The nature and origin of the HVLC is still under discussion. Here we provide a
comprehensive study of the deep crustal structure of the South Atlantic rifted margins in
which we focus on variations in the distribution and size of HVLC bodies along and across
the margins.
Two new and five existing refraction lines complemented by gravity models
cover the area between the Rio Grande Rise - Walvis Ridge to the Falkland Agulhas
Fracture Zone. Three seismic lines on the South American margin outline the change
from a non-magmatic margin (lacking seaward dipping reflectors) in the south to a
well-developed volcanic rifted margin off Uruguay in the north. While the HVLC exhibit a
consistent increase in the cross-sectional area along both margins from South to North,
we observe a major asymmetry across the margins. The African margin has about
two-three times thicker and four times more voluminous HVLC than the South
American margin. Importantly, the erupted lavas in the Etendeka-Paraná Provinces
show the opposite asymmetry. Also the spatial position of the HVLC with regard
to the inner SDRs varies consistently along both margins. Close to the Falkland
Agulhas Fracture zone a small body of HVLC is not accompanied by seaward dipping
reflectors. In the central segment, HVLC is centered under the SDRs inner wedge but in
the north, HVLC also extends further seawards. These observations question a
simple extrusive/intrusive relationship between SDRs and HVLC, and they imply
differences in the timing of the HVLC formation during the rifting and break-up
process.

**Data supplied:**
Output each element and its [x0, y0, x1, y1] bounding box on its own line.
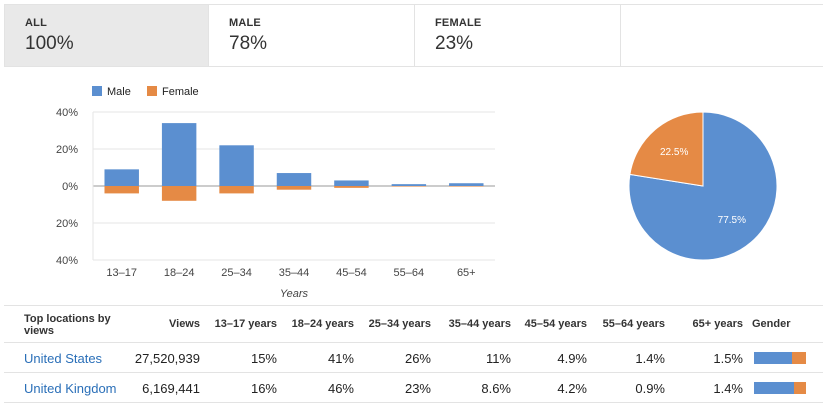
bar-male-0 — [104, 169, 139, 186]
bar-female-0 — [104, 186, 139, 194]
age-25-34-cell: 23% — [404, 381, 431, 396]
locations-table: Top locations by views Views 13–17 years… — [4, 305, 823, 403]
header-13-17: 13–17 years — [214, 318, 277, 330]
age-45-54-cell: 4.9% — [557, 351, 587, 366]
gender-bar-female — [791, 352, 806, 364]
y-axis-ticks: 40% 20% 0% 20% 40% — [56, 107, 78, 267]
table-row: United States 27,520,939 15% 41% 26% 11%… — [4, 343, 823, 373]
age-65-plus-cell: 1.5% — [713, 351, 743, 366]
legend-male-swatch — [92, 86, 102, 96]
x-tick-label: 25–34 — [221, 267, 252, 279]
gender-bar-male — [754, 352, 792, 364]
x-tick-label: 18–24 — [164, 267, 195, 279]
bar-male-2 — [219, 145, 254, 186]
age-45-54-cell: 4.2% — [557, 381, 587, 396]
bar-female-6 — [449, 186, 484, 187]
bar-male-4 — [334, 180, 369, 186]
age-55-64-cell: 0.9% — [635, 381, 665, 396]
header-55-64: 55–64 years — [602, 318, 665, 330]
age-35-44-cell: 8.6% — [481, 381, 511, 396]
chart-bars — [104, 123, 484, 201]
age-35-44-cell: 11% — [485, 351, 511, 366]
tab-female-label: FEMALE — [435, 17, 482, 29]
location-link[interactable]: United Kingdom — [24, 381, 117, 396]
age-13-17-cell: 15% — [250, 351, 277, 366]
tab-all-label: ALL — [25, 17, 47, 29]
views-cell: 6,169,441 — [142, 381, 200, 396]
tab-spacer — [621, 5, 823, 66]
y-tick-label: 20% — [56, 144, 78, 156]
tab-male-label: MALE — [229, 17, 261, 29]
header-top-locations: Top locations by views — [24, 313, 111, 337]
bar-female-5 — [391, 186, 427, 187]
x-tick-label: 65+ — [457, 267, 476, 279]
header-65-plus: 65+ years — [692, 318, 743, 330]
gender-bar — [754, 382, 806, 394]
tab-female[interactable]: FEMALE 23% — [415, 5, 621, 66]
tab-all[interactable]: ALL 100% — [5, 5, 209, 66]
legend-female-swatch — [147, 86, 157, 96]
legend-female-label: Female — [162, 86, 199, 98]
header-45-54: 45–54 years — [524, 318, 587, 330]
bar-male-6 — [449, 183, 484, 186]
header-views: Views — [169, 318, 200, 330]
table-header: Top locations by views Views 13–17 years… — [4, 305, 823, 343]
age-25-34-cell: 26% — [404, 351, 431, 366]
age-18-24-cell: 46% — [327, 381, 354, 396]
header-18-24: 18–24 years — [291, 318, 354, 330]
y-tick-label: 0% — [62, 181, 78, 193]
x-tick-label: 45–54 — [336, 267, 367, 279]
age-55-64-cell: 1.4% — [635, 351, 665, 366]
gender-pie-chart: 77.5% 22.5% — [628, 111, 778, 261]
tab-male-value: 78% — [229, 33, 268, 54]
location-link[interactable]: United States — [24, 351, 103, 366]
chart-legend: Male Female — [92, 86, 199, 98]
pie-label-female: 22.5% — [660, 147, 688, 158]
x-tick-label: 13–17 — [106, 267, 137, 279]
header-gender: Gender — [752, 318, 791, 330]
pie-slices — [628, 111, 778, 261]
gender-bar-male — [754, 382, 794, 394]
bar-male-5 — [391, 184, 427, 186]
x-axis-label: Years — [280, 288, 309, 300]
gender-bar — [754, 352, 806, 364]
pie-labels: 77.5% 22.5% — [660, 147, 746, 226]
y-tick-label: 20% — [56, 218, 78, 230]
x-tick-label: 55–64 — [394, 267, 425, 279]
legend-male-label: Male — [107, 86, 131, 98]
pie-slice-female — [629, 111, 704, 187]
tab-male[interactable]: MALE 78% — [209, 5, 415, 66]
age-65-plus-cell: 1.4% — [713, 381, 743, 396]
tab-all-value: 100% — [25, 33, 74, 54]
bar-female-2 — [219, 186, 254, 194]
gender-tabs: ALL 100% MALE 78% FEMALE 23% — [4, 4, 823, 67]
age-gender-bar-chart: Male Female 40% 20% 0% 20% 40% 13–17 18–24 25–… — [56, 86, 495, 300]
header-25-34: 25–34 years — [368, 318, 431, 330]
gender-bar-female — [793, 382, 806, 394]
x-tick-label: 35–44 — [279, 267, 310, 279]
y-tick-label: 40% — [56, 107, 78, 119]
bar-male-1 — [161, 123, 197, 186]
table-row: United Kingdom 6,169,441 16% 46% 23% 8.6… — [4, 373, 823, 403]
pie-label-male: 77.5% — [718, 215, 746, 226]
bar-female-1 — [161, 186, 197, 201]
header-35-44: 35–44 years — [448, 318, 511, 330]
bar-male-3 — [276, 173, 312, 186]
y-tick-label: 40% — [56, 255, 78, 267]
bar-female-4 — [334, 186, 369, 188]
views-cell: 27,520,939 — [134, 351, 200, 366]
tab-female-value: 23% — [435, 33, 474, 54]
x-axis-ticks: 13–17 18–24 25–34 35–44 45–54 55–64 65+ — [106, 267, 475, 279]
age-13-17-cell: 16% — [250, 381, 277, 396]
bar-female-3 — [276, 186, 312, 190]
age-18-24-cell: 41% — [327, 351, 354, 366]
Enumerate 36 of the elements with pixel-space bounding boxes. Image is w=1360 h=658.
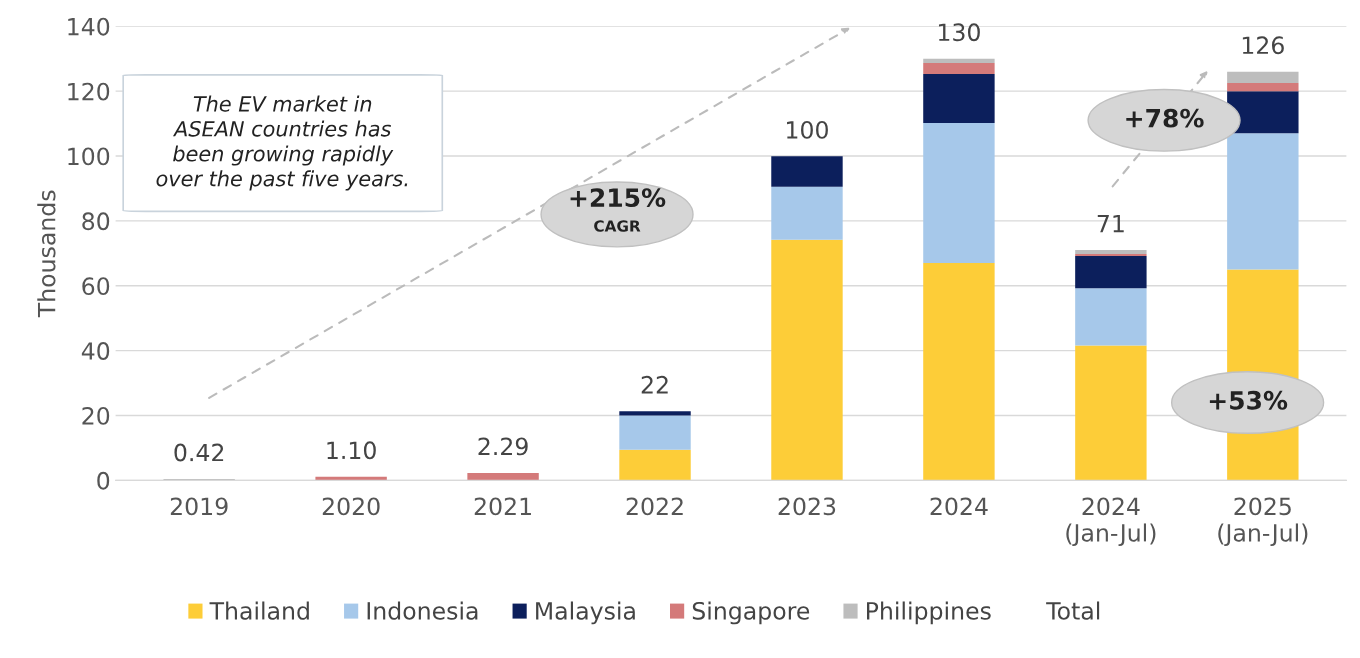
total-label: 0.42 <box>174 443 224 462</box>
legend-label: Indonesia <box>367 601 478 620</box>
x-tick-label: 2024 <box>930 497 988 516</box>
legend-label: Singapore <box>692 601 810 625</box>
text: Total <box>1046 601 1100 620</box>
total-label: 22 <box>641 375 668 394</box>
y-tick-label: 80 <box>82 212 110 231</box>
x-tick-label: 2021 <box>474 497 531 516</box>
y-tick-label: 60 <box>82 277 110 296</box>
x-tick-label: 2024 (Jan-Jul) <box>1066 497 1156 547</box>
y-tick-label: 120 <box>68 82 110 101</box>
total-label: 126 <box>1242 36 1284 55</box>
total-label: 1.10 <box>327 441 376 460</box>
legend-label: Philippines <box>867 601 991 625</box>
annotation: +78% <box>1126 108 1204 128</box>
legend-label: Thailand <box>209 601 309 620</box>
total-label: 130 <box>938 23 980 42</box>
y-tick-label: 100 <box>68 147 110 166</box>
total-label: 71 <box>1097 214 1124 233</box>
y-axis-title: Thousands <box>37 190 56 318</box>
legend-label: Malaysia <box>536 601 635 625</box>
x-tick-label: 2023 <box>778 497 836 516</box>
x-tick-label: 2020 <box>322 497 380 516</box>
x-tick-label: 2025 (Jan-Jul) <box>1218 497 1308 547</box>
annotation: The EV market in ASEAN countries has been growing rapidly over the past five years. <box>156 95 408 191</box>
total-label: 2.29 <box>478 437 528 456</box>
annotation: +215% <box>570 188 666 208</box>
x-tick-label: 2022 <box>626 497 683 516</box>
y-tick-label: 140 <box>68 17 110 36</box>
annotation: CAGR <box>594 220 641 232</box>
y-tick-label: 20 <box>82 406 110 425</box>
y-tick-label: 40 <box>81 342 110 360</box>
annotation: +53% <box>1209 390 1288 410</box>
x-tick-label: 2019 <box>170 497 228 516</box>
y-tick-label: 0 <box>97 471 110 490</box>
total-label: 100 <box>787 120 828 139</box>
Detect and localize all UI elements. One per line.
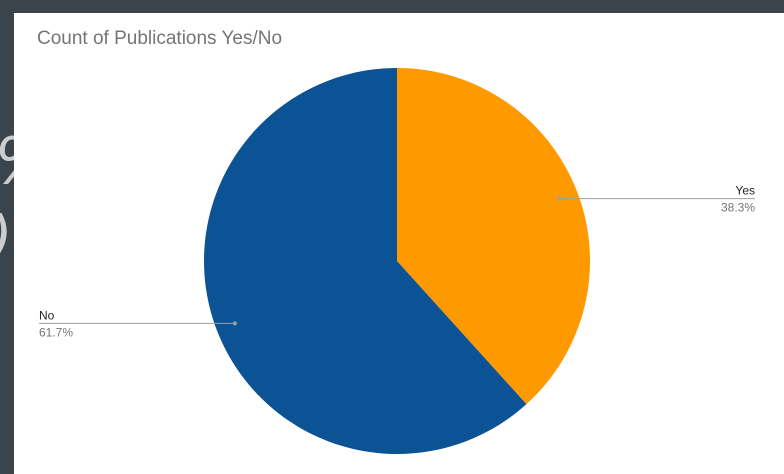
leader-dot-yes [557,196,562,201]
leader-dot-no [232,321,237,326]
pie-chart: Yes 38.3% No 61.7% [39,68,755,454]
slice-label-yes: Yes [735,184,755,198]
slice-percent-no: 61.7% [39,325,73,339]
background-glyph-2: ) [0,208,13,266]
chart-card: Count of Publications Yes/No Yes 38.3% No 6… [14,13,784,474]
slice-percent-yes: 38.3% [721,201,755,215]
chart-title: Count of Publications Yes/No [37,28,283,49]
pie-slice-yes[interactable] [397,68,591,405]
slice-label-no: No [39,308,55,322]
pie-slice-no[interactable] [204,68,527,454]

**Instructions for the task:** In the text on the South Atlantic rifted margins, how much thicker is the HVLC on the African margin than on the South American margin?

**Final answer:** About two to three times thicker.